## Given task
Select the lines that hold the word "this" and copy each one.

## The records
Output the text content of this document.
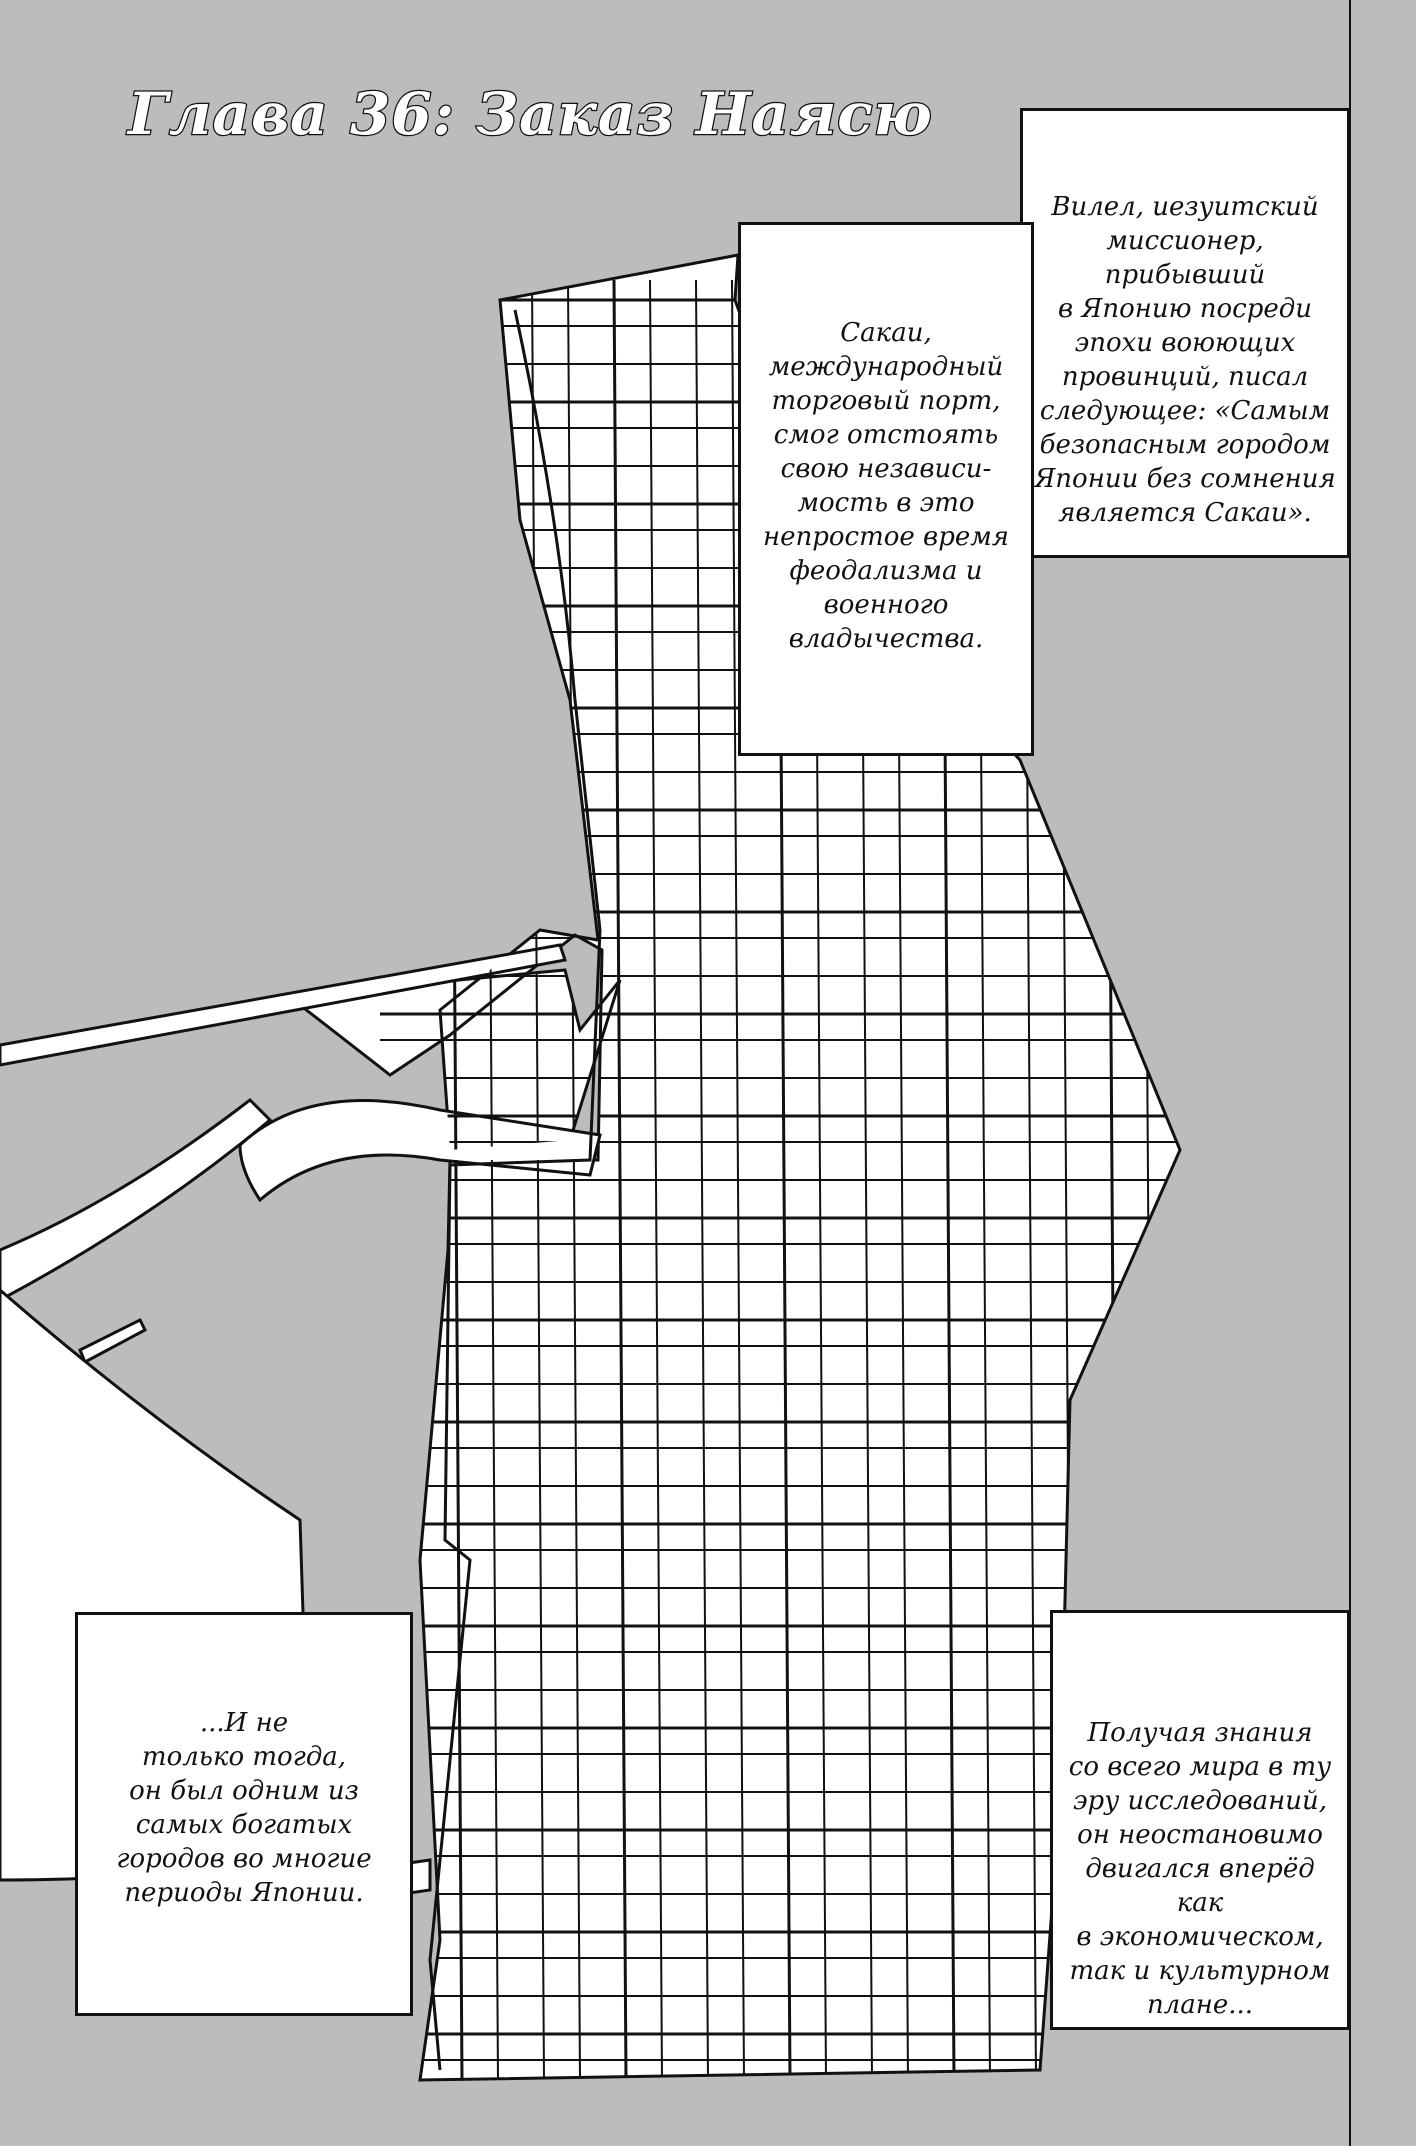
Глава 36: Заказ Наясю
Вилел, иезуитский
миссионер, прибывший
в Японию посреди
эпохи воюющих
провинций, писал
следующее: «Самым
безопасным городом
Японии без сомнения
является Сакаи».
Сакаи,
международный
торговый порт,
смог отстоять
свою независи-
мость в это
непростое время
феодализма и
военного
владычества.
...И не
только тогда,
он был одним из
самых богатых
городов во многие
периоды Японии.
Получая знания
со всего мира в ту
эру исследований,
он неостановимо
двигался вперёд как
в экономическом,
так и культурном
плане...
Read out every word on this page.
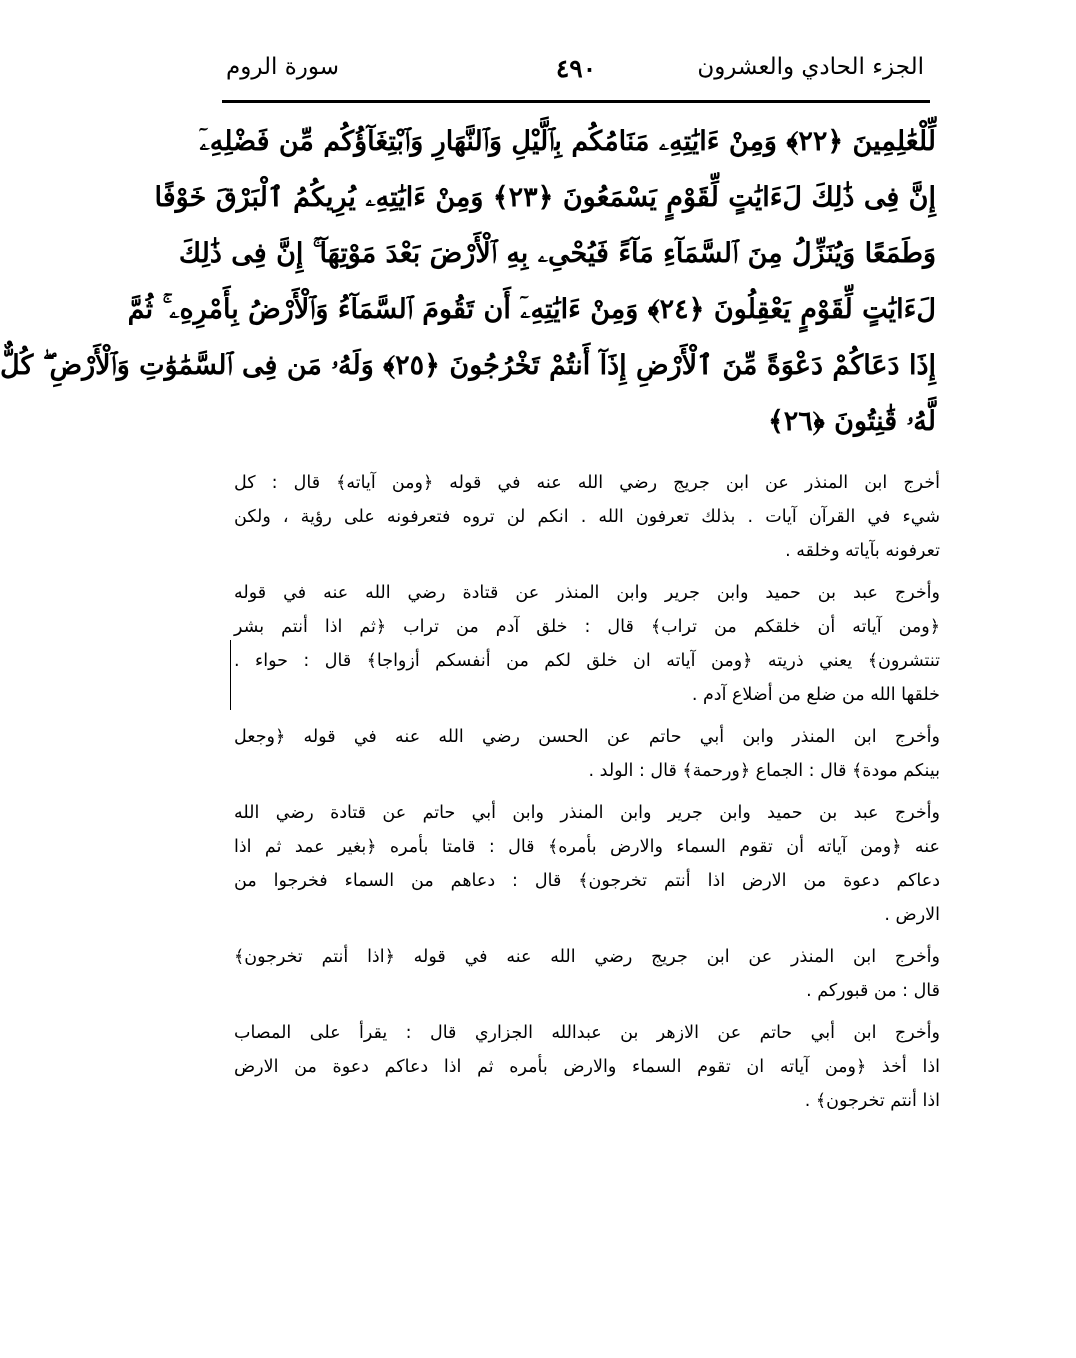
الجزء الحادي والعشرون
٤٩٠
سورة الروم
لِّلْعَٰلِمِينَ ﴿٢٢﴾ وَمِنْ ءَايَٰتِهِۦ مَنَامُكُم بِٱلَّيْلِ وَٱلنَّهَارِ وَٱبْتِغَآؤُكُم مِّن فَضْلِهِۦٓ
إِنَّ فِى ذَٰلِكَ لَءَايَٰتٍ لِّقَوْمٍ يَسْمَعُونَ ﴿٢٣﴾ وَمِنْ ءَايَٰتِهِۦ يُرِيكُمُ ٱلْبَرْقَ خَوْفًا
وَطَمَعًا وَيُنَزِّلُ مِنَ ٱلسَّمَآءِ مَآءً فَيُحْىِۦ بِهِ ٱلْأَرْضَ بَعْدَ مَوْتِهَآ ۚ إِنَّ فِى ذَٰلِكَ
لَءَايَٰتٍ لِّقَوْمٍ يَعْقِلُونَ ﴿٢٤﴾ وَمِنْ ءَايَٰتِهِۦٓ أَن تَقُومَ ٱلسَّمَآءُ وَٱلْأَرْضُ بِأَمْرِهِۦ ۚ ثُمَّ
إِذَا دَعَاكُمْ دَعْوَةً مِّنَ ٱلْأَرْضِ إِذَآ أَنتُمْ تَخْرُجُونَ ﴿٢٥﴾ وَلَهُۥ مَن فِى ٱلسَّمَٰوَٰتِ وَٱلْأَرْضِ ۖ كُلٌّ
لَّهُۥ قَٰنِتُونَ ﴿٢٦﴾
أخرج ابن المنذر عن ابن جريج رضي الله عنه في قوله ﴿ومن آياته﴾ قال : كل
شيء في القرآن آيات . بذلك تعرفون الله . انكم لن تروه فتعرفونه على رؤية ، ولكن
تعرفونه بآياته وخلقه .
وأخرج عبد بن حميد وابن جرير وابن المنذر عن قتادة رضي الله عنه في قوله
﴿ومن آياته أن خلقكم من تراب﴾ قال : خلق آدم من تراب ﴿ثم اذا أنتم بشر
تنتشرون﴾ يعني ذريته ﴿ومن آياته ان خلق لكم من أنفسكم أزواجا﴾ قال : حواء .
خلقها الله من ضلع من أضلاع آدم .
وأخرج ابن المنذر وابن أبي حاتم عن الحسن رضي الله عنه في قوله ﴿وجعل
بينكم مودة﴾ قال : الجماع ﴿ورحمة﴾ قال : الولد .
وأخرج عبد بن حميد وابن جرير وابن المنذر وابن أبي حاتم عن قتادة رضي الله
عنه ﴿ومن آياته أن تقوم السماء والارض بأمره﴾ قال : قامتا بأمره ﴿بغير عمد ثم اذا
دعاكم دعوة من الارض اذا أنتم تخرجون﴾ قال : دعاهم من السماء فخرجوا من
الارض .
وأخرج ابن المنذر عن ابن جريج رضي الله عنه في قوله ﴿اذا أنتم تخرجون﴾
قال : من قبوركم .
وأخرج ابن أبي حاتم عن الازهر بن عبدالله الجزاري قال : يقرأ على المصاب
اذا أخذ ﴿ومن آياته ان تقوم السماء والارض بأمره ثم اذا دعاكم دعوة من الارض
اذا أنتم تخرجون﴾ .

## Right answer
Output the text content of this document.
Read out every word on this page.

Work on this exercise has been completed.